[Task] Of the lines in the records that follow, how many include the word "page"? Answer with a bare number.
* BEGIN Data section *
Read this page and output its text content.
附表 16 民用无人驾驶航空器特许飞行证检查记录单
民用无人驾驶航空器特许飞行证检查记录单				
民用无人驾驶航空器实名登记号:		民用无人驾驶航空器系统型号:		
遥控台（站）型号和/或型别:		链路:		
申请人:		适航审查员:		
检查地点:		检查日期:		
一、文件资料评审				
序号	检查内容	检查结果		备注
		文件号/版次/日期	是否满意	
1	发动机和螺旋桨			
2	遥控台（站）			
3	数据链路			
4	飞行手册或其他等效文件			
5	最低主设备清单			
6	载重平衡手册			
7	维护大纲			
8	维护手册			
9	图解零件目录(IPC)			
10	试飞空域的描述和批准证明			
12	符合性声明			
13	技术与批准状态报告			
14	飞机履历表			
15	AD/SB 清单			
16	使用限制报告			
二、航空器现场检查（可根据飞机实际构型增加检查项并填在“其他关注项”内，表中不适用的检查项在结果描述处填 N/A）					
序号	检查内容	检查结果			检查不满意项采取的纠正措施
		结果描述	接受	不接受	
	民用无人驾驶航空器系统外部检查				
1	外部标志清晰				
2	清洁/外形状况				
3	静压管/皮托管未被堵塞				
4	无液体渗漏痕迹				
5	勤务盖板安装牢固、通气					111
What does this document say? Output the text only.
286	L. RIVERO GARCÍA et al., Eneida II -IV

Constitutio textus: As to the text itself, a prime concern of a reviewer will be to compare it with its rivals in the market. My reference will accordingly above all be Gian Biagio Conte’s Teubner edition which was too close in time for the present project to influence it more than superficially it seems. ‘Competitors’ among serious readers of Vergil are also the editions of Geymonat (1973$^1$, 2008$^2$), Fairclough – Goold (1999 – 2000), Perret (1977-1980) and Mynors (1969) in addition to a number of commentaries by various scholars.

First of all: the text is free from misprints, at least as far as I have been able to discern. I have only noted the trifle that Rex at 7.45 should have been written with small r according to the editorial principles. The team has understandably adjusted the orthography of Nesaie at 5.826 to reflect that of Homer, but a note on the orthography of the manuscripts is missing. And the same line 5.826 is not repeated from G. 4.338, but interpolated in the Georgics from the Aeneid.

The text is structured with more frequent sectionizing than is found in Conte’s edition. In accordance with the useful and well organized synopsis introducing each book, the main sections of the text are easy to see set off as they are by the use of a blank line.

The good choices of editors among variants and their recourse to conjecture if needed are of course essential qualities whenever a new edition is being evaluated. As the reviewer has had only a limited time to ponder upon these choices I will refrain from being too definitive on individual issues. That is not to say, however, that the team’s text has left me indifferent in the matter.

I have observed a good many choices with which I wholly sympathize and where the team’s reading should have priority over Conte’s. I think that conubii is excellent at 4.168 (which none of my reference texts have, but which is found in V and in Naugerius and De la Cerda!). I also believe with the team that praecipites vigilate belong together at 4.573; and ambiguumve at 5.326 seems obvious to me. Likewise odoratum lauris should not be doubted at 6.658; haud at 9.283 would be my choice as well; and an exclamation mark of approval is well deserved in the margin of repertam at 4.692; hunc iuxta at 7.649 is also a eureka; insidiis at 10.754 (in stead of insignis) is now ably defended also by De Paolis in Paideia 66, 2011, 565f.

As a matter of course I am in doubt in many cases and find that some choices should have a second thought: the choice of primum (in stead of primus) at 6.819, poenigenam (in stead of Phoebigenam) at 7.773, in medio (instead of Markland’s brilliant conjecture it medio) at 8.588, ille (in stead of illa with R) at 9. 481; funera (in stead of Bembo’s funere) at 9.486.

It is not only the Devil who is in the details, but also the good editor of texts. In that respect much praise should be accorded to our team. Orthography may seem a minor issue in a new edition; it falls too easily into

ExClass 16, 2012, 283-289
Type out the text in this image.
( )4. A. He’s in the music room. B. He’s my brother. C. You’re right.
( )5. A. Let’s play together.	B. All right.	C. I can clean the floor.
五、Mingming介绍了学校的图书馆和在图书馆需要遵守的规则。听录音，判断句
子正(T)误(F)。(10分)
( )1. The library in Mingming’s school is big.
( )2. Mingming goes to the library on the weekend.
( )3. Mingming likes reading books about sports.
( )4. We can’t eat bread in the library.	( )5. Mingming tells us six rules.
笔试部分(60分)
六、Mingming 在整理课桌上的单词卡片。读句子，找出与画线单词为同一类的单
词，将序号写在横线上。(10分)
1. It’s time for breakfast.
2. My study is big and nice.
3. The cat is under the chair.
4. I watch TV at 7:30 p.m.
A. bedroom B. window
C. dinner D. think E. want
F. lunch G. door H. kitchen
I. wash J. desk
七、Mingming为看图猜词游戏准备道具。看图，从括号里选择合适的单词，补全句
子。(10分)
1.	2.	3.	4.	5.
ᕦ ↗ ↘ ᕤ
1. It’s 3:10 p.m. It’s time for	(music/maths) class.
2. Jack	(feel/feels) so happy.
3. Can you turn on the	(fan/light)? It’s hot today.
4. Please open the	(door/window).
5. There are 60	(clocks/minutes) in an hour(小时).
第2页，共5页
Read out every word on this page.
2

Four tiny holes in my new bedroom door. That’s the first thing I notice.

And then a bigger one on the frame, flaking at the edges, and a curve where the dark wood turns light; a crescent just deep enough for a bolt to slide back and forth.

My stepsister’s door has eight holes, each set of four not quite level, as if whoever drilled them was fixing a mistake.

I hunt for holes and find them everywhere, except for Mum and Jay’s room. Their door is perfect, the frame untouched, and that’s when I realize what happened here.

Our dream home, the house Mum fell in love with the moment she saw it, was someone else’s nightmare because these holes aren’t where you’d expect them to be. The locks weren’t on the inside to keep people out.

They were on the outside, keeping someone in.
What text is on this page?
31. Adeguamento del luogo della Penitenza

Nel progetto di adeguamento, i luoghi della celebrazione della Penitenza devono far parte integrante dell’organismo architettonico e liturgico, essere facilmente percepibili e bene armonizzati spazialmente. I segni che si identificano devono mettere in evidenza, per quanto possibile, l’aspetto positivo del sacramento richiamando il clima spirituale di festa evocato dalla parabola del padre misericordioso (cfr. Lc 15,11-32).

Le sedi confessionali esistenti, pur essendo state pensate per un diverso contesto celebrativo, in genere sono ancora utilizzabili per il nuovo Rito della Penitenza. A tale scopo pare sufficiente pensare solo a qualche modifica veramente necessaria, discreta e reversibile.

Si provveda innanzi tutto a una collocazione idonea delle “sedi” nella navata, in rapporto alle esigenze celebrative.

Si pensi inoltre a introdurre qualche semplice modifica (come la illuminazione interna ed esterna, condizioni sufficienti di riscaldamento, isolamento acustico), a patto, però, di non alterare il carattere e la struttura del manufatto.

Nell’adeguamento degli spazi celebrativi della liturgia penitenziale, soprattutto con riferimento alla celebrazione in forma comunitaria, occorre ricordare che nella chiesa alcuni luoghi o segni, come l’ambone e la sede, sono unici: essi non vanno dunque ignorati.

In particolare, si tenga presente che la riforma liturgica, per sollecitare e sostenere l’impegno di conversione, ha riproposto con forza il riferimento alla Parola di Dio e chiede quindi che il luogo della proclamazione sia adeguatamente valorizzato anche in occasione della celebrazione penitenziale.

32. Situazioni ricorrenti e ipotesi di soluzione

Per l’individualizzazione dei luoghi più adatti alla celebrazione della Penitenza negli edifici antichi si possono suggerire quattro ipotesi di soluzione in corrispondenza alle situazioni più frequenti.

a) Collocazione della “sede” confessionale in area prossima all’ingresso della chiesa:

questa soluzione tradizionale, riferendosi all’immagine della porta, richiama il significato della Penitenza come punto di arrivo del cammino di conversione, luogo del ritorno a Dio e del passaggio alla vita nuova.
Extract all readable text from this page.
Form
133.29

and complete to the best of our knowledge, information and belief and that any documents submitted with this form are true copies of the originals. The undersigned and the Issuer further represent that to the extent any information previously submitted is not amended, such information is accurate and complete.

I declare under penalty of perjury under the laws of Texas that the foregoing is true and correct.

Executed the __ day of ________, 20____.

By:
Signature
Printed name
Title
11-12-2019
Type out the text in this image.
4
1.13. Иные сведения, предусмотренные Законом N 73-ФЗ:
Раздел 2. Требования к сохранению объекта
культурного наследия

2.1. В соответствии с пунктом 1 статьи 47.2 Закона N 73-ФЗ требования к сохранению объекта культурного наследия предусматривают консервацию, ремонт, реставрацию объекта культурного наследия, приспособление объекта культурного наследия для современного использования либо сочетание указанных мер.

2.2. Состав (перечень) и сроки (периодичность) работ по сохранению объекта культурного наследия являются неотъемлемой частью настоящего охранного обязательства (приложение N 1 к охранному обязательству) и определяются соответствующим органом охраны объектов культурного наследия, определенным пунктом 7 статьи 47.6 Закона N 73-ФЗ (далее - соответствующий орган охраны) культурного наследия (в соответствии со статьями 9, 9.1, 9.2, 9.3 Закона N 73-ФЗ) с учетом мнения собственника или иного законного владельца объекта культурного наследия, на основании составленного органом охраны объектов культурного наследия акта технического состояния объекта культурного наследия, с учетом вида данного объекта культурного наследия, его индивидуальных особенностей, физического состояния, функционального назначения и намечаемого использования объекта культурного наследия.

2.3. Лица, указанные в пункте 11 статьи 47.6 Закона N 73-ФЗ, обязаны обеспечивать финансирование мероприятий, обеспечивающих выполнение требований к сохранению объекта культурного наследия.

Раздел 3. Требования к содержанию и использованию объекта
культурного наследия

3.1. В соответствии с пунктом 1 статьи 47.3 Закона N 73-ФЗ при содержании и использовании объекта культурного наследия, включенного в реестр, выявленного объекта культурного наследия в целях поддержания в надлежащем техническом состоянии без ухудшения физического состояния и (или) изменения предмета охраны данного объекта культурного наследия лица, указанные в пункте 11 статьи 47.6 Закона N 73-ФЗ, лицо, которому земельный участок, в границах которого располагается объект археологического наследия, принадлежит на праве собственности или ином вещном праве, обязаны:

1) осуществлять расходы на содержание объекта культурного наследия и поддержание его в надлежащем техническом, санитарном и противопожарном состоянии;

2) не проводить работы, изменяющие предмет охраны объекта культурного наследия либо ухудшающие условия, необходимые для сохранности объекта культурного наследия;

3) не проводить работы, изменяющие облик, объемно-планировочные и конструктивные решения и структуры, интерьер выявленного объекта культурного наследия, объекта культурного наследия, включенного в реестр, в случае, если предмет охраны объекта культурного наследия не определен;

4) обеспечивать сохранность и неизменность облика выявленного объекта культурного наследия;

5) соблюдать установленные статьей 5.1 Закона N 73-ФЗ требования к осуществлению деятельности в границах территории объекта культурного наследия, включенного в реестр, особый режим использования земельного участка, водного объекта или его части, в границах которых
* END Data section *
[Reply to the task] 4